◆ SELECTED EXTRACT:
* * *

Founded by artists Iyabo Shabazz and Joseph R. Wheeler, this summer’s conference covered writers’ and artists’ tips to how to collect and appraise black popular media like comic books and vintage movie posters. The participants included museum curators, comic book professionals, and even the founder of a soul food museum. The other added treat besides meeting new friends was a chance to see a small but beautiful exhibit of paintings by children’s book illustrator R. Gregory Christie who also runs an open studio in Atlanta.

The conference was a great experience before the back-to-school grind. The end of the summer meant the end to some of my favorite guilty pleasures, including watching obscure and fascinating foreign indie films like I’m Not Scared, the amazing Italian movie that I won’t spoil for you since it was a little surprising and made this closet tearjerker boohoo inexplicably, or the fabulous silent, black-and-white Spanish Snow White adaptation I saw.

Set in the 1920s, Blancanieves explores the world of bullfighting, where the neglected and abused daughter of a beloved Spanish matador is rescued by a family of bullfighting dwarves (I kid you not!), who goes on to glory and tragedy, as befitting the Grimm fairy tale. The cinematography was beautiful, the costumes and actors were memorable even though as usual, the seven (or is six?) dwarves are never given anymore than broad strokes of characterization.


Special praise should be given to the wonderful child actress, Sofia Oren, who delivered a pitch perfect performance, and I loved the music and the over-the-top scenery-chewing satire of the stepmother’s performance. Maribel Verdú as Encarna was a Femme Fatale Betty Boop with some serious issues and a fierce wardrobe to match. While Blancanieves is no The Artists (it didn’t seem to take itself quite as seriously and in case you were wondering, no, no bulls were slaughtered on or off camera for this film), it is well worth watching in my humble opinion, especially for anyone who enjoys a little lore and magic in their movies.

* * *

◆ REQUIRED WORK:
(A) In the piece about the conference and summer films, why does the writer decline to give away the plot of I'm Not Scared?
(B) In the piece about the conference and summer films, rewrite the part that opens with "Founded by artists" and closes with "studio in Atlanta.", changing "curators" to "directors".
(C) Write what comes next in the piece about the conference and summer films, starting after its last sentence.

◆ SUPPLIED DATA:

* * *

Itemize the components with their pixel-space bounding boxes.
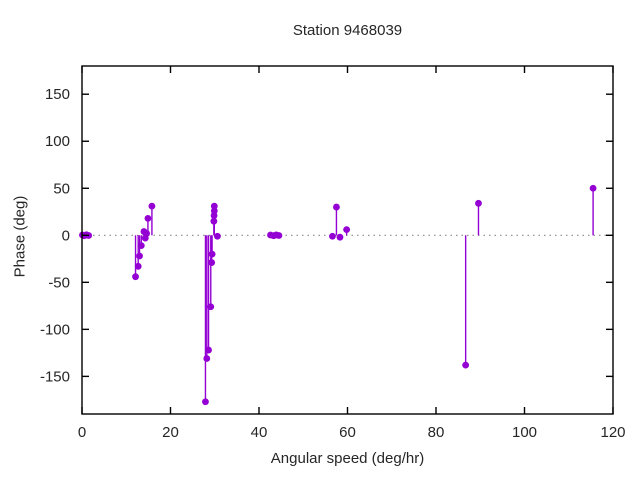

* * *

◆ TASK-BY-TASK OUTPUTS:
(A) The writer does not want to spoil it because the movie was a little surprising and unexpectedly made the writer cry.

(B)
Founded by artists Iyabo Shabazz and Joseph R. Wheeler, this summer’s conference covered writers’ and artists’ tips to how to collect and appraise black popular media like comic books and vintage movie posters. The participants included museum directors, comic book professionals, and even the founder of a soul food museum. The other added treat besides meeting new friends was a chance to see a small but beautiful exhibit of paintings by children’s book illustrator R. Gregory Christie who also runs an open studio in Atlanta.

(C)
My other guilty pleasure this summer included fussing at the Magical Negroes of the show I love to hate but can’t stop watching, The Vampire Diaries, and its great spin-off series set in New Orleans, The Originals with yet another Magical Negroe with an interesting backstory. Neither of these shows can be watched without also consulting TV.com’s hilarious photo recaps.

Speaking of Magical Negroes, in late September, a couple of days before my birthday, I saw stop. reset, the new Signature Theatre play by actress and playwright Regina Taylor in New York.


Taylor’s science fiction play set in a black independent publisher’s Chicago offices was a moving meditation on how grief can scar the soul and how future tech can enslave or set us free. How one took the play’s ending depended upon whether or not you saw lead Carl Lumbley’s final “transition” as a visitation of the spirits, a riding of the loa, or a case, as one critic saw it, as “contagious insanity.” Needless to say, I loved this nuanced work and the awesome public discussion that took place following the performance.


And speaking of contagious insanity… watch Tina Mabry’s Mississippi Damned. For me, it was a little like watching a Kara Walker picture come to life. Enough Said.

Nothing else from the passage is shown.